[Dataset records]

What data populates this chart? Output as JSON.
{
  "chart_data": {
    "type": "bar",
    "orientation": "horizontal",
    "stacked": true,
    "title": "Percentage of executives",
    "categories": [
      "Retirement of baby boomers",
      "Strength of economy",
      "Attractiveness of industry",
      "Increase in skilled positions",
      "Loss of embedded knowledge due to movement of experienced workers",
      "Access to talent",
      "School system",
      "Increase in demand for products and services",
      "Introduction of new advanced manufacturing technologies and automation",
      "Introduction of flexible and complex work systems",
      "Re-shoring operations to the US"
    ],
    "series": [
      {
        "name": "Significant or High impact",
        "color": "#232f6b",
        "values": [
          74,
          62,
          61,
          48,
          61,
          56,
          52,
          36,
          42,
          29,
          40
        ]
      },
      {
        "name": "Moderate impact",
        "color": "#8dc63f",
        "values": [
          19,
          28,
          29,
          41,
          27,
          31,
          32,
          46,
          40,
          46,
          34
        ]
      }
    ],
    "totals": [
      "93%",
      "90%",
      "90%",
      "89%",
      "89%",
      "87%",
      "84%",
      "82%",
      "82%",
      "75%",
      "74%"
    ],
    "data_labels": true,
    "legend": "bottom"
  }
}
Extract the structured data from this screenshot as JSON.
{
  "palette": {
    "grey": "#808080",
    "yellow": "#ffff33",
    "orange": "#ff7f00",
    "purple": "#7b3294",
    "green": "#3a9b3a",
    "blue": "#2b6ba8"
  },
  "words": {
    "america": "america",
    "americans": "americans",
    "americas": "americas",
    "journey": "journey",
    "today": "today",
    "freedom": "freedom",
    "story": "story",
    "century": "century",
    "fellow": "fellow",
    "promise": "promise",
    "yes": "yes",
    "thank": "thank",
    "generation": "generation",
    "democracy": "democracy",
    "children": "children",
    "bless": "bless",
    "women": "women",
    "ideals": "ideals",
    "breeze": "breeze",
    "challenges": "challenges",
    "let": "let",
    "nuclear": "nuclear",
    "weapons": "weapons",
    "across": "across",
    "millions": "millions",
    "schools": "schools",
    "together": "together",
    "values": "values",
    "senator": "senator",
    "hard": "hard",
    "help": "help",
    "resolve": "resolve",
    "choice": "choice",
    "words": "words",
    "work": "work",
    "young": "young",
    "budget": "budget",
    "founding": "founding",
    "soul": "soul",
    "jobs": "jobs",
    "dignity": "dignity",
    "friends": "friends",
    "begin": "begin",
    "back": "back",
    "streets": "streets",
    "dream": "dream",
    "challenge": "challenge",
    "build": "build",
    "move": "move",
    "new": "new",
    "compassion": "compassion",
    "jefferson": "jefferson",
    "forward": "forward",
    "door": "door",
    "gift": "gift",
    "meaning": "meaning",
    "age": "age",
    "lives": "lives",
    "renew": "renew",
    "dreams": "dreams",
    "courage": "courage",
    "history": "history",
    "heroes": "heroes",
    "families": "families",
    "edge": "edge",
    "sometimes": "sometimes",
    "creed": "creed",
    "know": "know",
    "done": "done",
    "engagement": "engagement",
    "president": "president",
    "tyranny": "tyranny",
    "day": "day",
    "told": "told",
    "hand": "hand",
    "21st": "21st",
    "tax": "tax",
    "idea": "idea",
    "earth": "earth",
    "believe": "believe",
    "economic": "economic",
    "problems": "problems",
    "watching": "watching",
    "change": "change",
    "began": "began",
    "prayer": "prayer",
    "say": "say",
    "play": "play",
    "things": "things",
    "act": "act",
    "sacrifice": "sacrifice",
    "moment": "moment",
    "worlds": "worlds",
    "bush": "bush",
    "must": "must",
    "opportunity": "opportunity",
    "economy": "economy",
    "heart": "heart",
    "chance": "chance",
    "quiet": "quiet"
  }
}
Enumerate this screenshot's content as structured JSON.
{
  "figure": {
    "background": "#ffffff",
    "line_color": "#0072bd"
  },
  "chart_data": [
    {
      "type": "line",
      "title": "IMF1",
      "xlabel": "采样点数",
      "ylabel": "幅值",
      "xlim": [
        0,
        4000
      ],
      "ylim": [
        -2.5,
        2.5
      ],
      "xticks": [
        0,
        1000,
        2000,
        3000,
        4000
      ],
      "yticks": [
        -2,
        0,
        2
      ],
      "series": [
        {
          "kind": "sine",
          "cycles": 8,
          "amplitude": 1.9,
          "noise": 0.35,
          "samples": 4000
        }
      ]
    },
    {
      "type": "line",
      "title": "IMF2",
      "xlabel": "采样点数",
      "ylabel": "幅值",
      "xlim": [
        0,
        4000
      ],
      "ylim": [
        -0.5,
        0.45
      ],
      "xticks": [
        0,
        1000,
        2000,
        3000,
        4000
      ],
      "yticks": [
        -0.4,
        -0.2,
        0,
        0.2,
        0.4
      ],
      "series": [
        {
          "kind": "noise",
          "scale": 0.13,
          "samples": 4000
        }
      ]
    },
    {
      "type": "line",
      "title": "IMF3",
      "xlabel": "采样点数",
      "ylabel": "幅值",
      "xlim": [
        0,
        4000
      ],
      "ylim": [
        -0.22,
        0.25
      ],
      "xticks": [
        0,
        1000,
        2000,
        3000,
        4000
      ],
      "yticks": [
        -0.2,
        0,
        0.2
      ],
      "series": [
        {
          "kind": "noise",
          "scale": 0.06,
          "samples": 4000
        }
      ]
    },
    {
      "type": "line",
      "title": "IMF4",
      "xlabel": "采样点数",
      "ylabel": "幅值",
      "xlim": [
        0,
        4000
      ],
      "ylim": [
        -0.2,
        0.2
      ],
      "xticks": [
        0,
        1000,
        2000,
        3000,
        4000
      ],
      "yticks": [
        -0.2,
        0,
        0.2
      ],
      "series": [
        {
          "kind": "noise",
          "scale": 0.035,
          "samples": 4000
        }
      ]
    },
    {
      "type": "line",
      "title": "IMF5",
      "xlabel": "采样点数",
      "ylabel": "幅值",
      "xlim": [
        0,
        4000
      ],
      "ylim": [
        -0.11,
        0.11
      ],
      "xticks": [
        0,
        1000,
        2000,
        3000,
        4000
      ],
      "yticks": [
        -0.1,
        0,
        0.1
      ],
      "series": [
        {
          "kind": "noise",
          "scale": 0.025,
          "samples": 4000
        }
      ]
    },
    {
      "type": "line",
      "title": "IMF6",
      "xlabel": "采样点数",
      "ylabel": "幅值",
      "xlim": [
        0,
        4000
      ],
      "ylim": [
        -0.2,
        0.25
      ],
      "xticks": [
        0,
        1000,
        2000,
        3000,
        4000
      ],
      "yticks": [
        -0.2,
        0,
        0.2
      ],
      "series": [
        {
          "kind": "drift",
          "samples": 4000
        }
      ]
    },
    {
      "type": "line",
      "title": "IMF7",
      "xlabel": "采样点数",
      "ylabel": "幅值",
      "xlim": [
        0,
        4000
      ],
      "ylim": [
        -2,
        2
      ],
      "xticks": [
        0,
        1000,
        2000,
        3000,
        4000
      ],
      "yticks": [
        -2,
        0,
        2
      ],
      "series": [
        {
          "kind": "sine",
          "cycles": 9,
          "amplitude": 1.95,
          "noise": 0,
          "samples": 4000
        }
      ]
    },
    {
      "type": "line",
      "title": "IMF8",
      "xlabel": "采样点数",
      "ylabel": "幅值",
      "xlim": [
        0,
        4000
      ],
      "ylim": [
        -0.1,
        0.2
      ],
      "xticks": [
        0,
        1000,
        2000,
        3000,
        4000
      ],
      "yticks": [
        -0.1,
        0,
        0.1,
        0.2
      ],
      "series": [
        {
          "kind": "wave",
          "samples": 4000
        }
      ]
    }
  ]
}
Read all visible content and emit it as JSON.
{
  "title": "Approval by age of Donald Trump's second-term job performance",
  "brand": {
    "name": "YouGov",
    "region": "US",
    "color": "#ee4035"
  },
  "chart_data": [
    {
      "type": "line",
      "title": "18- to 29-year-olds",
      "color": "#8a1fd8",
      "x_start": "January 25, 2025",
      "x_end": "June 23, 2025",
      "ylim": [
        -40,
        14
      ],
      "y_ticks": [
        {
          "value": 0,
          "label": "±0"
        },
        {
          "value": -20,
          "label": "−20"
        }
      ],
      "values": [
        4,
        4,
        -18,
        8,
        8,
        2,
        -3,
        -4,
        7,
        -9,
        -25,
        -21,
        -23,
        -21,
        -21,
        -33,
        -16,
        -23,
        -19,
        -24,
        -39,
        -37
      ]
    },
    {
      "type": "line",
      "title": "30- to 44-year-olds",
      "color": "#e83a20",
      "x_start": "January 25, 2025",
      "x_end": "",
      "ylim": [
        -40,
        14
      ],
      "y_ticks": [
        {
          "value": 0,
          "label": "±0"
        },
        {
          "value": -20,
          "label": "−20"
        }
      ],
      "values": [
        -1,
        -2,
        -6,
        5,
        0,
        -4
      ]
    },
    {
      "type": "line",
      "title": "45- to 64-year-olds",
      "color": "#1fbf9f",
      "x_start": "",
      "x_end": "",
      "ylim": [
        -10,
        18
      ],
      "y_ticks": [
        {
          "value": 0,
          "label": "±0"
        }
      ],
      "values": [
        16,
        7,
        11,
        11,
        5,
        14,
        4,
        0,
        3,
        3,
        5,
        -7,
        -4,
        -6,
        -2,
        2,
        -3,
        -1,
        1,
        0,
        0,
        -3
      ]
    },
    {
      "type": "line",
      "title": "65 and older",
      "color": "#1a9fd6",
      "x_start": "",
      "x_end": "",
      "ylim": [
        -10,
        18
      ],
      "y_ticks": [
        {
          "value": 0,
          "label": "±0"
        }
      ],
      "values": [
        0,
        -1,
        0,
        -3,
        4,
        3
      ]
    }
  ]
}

Directions for this task:
Give the number of lines above that hold the word "content", and nothing more.

Exercise solution:
2